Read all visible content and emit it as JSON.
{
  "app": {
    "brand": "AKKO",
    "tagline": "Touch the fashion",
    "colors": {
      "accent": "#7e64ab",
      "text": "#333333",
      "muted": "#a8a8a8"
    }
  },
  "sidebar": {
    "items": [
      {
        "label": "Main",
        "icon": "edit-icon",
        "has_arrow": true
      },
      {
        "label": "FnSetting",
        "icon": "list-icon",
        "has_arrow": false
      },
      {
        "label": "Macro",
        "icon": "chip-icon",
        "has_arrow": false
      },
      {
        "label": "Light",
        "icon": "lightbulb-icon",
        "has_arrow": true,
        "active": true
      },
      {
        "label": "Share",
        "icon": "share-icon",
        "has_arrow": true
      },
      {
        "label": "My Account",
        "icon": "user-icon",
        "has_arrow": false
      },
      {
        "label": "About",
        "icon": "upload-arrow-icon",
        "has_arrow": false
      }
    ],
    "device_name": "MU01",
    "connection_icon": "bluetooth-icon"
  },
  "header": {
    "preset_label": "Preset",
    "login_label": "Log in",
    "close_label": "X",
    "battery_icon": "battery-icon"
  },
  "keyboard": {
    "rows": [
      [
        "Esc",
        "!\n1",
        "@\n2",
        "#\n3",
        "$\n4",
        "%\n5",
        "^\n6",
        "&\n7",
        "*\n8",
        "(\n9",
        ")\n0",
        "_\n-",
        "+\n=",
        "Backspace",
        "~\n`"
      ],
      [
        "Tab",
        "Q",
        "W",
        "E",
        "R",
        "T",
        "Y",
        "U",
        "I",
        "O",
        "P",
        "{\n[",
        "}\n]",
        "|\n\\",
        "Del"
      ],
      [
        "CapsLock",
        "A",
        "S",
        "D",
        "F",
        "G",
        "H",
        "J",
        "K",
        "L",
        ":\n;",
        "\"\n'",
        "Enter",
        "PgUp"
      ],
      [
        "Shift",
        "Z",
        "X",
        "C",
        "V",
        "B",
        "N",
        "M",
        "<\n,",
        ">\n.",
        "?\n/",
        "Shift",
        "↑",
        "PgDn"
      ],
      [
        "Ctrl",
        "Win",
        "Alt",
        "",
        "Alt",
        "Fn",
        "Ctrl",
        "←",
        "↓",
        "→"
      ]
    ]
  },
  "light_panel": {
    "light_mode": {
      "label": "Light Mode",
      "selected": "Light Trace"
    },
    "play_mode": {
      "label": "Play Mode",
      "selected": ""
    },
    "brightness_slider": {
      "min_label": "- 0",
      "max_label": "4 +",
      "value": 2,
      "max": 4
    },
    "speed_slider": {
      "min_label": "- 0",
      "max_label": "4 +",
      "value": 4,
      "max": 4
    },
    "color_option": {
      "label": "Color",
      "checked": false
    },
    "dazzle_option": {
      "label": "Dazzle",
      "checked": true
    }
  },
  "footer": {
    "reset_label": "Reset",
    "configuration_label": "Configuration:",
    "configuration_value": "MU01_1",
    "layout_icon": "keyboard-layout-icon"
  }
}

◇ ◇ ◇ ◇ ◇ ◇ ◇

• _Task prompt_
Every line of the records above needs to be given again exactly.

• _Full output_
Read all visible content and emit it as JSON.
{
  "app": {
    "brand": "AKKO",
    "tagline": "Touch the fashion",
    "colors": {
      "accent": "#7e64ab",
      "text": "#333333",
      "muted": "#a8a8a8"
    }
  },
  "sidebar": {
    "items": [
      {
        "label": "Main",
        "icon": "edit-icon",
        "has_arrow": true
      },
      {
        "label": "FnSetting",
        "icon": "list-icon",
        "has_arrow": false
      },
      {
        "label": "Macro",
        "icon": "chip-icon",
        "has_arrow": false
      },
      {
        "label": "Light",
        "icon": "lightbulb-icon",
        "has_arrow": true,
        "active": true
      },
      {
        "label": "Share",
        "icon": "share-icon",
        "has_arrow": true
      },
      {
        "label": "My Account",
        "icon": "user-icon",
        "has_arrow": false
      },
      {
        "label": "About",
        "icon": "upload-arrow-icon",
        "has_arrow": false
      }
    ],
    "device_name": "MU01",
    "connection_icon": "bluetooth-icon"
  },
  "header": {
    "preset_label": "Preset",
    "login_label": "Log in",
    "close_label": "X",
    "battery_icon": "battery-icon"
  },
  "keyboard": {
    "rows": [
      [
        "Esc",
        "!\n1",
        "@\n2",
        "#\n3",
        "$\n4",
        "%\n5",
        "^\n6",
        "&\n7",
        "*\n8",
        "(\n9",
        ")\n0",
        "_\n-",
        "+\n=",
        "Backspace",
        "~\n`"
      ],
      [
        "Tab",
        "Q",
        "W",
        "E",
        "R",
        "T",
        "Y",
        "U",
        "I",
        "O",
        "P",
        "{\n[",
        "}\n]",
        "|\n\\",
        "Del"
      ],
      [
        "CapsLock",
        "A",
        "S",
        "D",
        "F",
        "G",
        "H",
        "J",
        "K",
        "L",
        ":\n;",
        "\"\n'",
        "Enter",
        "PgUp"
      ],
      [
        "Shift",
        "Z",
        "X",
        "C",
        "V",
        "B",
        "N",
        "M",
        "<\n,",
        ">\n.",
        "?\n/",
        "Shift",
        "↑",
        "PgDn"
      ],
      [
        "Ctrl",
        "Win",
        "Alt",
        "",
        "Alt",
        "Fn",
        "Ctrl",
        "←",
        "↓",
        "→"
      ]
    ]
  },
  "light_panel": {
    "light_mode": {
      "label": "Light Mode",
      "selected": "Light Trace"
    },
    "play_mode": {
      "label": "Play Mode",
      "selected": ""
    },
    "brightness_slider": {
      "min_label": "- 0",
      "max_label": "4 +",
      "value": 2,
      "max": 4
    },
    "speed_slider": {
      "min_label": "- 0",
      "max_label": "4 +",
      "value": 4,
      "max": 4
    },
    "color_option": {
      "label": "Color",
      "checked": false
    },
    "dazzle_option": {
      "label": "Dazzle",
      "checked": true
    }
  },
  "footer": {
    "reset_label": "Reset",
    "configuration_label": "Configuration:",
    "configuration_value": "MU01_1",
    "layout_icon": "keyboard-layout-icon"
  }
}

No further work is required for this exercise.